begin Provided information

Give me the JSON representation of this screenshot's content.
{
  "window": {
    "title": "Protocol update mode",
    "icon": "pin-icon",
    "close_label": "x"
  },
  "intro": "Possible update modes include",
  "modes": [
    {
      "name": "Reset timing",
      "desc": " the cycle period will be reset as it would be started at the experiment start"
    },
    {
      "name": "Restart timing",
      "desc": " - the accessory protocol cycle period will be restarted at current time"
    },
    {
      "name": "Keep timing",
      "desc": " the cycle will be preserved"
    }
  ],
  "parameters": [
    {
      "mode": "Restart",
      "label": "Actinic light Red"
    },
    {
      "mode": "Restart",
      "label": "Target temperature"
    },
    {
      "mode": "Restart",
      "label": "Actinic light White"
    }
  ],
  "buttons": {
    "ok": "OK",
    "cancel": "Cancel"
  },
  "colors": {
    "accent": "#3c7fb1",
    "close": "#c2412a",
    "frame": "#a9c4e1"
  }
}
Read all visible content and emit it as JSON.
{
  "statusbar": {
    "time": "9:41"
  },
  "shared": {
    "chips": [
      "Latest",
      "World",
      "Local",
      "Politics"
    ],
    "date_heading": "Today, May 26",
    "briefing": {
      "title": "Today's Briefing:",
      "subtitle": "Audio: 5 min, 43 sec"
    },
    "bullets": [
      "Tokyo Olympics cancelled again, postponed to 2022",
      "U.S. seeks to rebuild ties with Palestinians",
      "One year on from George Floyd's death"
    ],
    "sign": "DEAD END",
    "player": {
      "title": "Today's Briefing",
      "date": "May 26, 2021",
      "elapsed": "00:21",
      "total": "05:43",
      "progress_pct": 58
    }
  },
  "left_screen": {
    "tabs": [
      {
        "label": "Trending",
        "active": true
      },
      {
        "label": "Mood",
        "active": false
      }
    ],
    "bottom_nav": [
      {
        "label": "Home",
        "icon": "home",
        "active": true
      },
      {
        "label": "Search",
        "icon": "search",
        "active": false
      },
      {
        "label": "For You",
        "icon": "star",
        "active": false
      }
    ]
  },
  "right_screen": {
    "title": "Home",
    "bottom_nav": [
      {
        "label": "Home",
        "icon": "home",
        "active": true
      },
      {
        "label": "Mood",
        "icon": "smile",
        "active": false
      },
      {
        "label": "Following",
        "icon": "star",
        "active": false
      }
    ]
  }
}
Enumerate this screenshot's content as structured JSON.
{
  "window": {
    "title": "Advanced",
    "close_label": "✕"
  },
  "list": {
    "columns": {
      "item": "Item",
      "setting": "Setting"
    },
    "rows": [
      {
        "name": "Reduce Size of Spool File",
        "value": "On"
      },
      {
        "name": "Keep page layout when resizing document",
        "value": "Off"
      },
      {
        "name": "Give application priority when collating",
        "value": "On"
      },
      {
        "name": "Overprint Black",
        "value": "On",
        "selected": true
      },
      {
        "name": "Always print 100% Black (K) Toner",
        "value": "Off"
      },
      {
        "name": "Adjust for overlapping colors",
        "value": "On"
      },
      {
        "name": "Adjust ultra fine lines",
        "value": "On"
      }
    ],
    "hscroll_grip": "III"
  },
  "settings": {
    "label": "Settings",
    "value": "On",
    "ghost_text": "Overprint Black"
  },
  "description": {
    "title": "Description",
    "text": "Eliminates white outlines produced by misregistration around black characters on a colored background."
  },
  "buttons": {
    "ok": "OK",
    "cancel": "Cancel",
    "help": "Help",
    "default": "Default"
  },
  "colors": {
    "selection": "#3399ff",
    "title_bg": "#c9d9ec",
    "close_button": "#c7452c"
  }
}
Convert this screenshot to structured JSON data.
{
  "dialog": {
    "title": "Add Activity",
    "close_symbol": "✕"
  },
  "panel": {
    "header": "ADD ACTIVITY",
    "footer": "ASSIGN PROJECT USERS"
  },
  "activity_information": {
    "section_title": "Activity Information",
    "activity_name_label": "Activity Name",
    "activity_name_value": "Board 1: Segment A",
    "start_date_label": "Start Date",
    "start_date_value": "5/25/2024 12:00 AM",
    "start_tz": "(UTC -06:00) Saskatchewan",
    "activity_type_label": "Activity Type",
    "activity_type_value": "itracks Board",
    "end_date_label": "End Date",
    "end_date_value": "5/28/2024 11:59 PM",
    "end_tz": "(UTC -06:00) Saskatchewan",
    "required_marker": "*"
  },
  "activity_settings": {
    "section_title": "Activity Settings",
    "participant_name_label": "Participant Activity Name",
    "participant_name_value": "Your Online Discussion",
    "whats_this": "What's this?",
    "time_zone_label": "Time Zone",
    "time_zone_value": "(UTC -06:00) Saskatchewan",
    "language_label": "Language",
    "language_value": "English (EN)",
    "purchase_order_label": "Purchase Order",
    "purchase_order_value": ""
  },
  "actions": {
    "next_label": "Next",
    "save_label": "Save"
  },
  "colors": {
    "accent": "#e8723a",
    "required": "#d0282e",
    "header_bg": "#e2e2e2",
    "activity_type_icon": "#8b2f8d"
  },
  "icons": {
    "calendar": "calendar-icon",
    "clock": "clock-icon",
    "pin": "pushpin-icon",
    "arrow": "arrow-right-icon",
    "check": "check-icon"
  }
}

end Provided information

**Work required**
Check each line of these records for the string "Actinic" and state only how many lines have it.

**Written response**
2